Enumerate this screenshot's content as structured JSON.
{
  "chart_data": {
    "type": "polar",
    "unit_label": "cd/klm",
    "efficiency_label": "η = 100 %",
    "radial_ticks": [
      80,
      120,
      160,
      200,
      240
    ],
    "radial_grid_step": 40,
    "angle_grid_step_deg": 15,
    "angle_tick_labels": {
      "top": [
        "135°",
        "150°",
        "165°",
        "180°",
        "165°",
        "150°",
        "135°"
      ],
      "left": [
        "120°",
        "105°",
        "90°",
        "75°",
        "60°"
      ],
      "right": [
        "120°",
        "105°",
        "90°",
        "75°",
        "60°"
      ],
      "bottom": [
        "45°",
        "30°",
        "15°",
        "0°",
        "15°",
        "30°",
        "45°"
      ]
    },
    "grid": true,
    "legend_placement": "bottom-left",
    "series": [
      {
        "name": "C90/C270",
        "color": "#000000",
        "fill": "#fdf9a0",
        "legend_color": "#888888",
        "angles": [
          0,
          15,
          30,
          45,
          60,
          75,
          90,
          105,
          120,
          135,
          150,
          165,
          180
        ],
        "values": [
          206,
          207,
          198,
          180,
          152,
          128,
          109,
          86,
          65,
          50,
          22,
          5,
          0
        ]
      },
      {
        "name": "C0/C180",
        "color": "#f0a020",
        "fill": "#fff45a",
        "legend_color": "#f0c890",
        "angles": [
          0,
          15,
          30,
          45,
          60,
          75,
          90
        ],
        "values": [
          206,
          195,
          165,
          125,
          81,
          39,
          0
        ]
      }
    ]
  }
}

----

Restate the data above exactly, keeping each word as it stands.

**Output**
Enumerate this screenshot's content as structured JSON.
{
  "chart_data": {
    "type": "polar",
    "unit_label": "cd/klm",
    "efficiency_label": "η = 100 %",
    "radial_ticks": [
      80,
      120,
      160,
      200,
      240
    ],
    "radial_grid_step": 40,
    "angle_grid_step_deg": 15,
    "angle_tick_labels": {
      "top": [
        "135°",
        "150°",
        "165°",
        "180°",
        "165°",
        "150°",
        "135°"
      ],
      "left": [
        "120°",
        "105°",
        "90°",
        "75°",
        "60°"
      ],
      "right": [
        "120°",
        "105°",
        "90°",
        "75°",
        "60°"
      ],
      "bottom": [
        "45°",
        "30°",
        "15°",
        "0°",
        "15°",
        "30°",
        "45°"
      ]
    },
    "grid": true,
    "legend_placement": "bottom-left",
    "series": [
      {
        "name": "C90/C270",
        "color": "#000000",
        "fill": "#fdf9a0",
        "legend_color": "#888888",
        "angles": [
          0,
          15,
          30,
          45,
          60,
          75,
          90,
          105,
          120,
          135,
          150,
          165,
          180
        ],
        "values": [
          206,
          207,
          198,
          180,
          152,
          128,
          109,
          86,
          65,
          50,
          22,
          5,
          0
        ]
      },
      {
        "name": "C0/C180",
        "color": "#f0a020",
        "fill": "#fff45a",
        "legend_color": "#f0c890",
        "angles": [
          0,
          15,
          30,
          45,
          60,
          75,
          90
        ],
        "values": [
          206,
          195,
          165,
          125,
          81,
          39,
          0
        ]
      }
    ]
  }
}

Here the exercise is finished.